● **What you need to do**
1. Answer these questions using the post on blockchain content licensing:
(a) Which class of Cognitive Computing Application does the post name?
(b) What is usually stripped from a content resource before it is added to the corpus?
(c) Whom does the testing process employ before a CCA is released?
2. Reproduce the post on blockchain content licensing word for word, everything from "Once the question" down to "finance, law, etc).".
[Start of Extract]
Blockchain content licensing for Cognitive Computing

Posted on 23 December 2015 by Cristiano Solarino

At the time of this writing there is no satisfactory business model that addresses licensing of copyrighted content for use in Cognitive Computing Applications (CCAs) and APIs such as IBM Watson™. We propose a novel solution based on Blockchain technology that simultaneously guarantees proof of ownership of the content, incentivises the content owner/publisher to distribute via the new channel and guarantees pricing fairness and cost control for CCAs implementors through accurate measure of actual, real-time content usage.

Introduction

A class of Cognitive Computing Application (CCA) is Question/Answer (Q/A). It’s a revision of the expert system paradigm whereby the underlying expertise is accessed through question-based interactions. Users can formulate their question in a manner that is most natural to them and that befits the context of the interaction. This is possible thanks to improvements in technologies like speech recognition, natural language processing and efficient analysis of large amounts of data.

Once the question is processed a Q/A cognitive system will generally compute statistical samples of the knowledge corpus as well as the degree of confidence on their relevance as pertinent answers.

The knowledge corpus is unquestionably the fundamental component of this class of Cognitive Computing Application and also its Achilles’ heel. As CCAs start becoming larger in scope and their applicability grows outside the sphere of very narrow domains, they will require a proportional if not exponential increase in the amount of content needed and variety of sources the knowledge material is gathered from. The quality of the source material will also have to meet the demands of CCA users especially in those areas where quality is critical (healthcare, finance, law, etc).

Most CCA implementors are unlikely to be content producers themselves, therefore, those that cannot rely on scraping free content from the internet will be in the difficult position of having to negotiate with third parties for the usage / acquisition / licensing of the required material. The problem that content publishers are faced with is how to monetise the peculiar way in which CCAs distribute content – the problem for CCA implementors is that standard content licensing models are wholly inapplicable and costly relative to the actual use of the content.

CCAs and their corpus

Let’s assume a Q/A CCA system. Its core component is the content corpus C comprised of a set of documents {d1, d2, .., dn} = C. Typically a single (possibly copyrighted) content resource, say a book, an academic paper, or a journal, will have to be pre-processed or curated before it can be added to C. This usually means stripping tables, images and other noise (headings, adverts, etc.) in order to only retain the textual information. The cleaner version of the resource may additionally be reformatted in terms of headings, paragraphs and sections and may be broken down into several documents. It is easy to see that each resource’s former value will have been diluted in varying degrees by this operation.

Q/A CCAs are probabilistic systems meaning that given a question q each document in C has a probability p(D = di|q) of being sampled from for an answer. The training process consists in presenting the cognitive module with a realistic set of questions sampled from the underlying probability distribution Q over the set of all possible questions that could be asked by users of the CCA and matching each with an appropriate excerpt from some di. Before release of a CCA a testing process will employ domain experts to produce new samples of questions and rate answers in order to update and tweak the posterior distribution p(D|Q).
[End of Extract]
[Start of Supplied entries]
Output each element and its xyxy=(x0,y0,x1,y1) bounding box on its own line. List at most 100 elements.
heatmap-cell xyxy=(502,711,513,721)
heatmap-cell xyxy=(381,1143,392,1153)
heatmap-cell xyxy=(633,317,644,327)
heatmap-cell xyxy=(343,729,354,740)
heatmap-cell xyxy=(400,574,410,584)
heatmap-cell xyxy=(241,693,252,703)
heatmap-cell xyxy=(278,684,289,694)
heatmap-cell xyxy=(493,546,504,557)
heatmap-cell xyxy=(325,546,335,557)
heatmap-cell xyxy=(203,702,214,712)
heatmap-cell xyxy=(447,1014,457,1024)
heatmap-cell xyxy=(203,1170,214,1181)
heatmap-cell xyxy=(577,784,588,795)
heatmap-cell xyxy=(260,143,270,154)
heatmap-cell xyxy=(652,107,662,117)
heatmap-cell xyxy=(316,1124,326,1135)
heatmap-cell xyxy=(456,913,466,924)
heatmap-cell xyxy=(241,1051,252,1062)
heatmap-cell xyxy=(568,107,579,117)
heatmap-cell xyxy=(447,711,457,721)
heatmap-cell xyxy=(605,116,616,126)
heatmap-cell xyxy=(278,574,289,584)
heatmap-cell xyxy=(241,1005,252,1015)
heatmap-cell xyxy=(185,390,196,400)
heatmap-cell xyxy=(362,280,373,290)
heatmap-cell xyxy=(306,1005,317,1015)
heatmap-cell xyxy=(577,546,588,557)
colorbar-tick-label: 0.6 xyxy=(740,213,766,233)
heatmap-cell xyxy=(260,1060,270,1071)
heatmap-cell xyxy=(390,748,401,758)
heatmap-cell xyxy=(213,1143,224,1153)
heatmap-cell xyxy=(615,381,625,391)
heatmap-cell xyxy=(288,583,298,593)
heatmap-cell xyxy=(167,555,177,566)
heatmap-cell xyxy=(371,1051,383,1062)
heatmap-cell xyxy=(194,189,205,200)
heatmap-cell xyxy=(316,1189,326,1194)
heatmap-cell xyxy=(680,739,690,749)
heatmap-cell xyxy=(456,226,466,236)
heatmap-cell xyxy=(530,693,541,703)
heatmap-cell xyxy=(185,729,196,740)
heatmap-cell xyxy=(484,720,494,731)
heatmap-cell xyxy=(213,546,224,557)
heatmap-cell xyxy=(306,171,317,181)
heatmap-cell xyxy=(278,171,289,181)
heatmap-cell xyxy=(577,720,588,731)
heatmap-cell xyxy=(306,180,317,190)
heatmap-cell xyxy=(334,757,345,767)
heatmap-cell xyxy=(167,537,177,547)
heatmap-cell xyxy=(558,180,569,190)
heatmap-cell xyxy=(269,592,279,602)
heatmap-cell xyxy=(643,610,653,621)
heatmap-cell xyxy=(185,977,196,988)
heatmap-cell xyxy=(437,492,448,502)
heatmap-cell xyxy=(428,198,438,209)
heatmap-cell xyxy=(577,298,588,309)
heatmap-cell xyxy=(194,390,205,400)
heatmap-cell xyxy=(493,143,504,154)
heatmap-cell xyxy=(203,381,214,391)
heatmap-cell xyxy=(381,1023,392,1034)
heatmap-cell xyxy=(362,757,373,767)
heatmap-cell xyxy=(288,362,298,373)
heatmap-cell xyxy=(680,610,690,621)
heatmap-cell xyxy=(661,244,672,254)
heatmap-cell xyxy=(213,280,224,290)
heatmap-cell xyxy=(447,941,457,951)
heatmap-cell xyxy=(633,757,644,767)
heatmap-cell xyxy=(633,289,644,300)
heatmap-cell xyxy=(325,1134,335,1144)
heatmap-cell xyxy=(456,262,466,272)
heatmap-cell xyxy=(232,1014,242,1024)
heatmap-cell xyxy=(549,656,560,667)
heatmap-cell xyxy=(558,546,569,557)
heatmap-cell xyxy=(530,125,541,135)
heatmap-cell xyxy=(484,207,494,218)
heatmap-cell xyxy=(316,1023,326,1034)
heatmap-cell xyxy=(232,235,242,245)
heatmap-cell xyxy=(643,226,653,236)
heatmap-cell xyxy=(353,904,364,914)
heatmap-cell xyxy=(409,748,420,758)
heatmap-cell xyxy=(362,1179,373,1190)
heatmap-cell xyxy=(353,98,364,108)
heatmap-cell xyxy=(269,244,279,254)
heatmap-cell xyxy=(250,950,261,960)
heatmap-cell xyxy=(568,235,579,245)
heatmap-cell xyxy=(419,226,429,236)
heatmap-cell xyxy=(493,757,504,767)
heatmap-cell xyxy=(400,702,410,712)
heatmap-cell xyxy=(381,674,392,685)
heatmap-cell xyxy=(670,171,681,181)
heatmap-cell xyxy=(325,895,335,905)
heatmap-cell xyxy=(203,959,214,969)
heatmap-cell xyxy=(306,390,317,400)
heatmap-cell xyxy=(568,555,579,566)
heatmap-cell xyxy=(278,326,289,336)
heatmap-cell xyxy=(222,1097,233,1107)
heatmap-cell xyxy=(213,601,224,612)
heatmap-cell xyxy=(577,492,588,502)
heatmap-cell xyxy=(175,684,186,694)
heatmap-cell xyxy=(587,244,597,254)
[End of Supplied entries]
● **Written answers**
1.
(a) Question/Answer (Q/A).
(b) Tables, images and other noise, such as headings and adverts.
(c) Domain experts.

2.
Once the question is processed a Q/A cognitive system will generally compute statistical samples of the knowledge corpus as well as the degree of confidence on their relevance as pertinent answers.

The knowledge corpus is unquestionably the fundamental component of this class of Cognitive Computing Application and also its Achilles’ heel. As CCAs start becoming larger in scope and their applicability grows outside the sphere of very narrow domains, they will require a proportional if not exponential increase in the amount of content needed and variety of sources the knowledge material is gathered from. The quality of the source material will also have to meet the demands of CCA users especially in those areas where quality is critical (healthcare, finance, law, etc).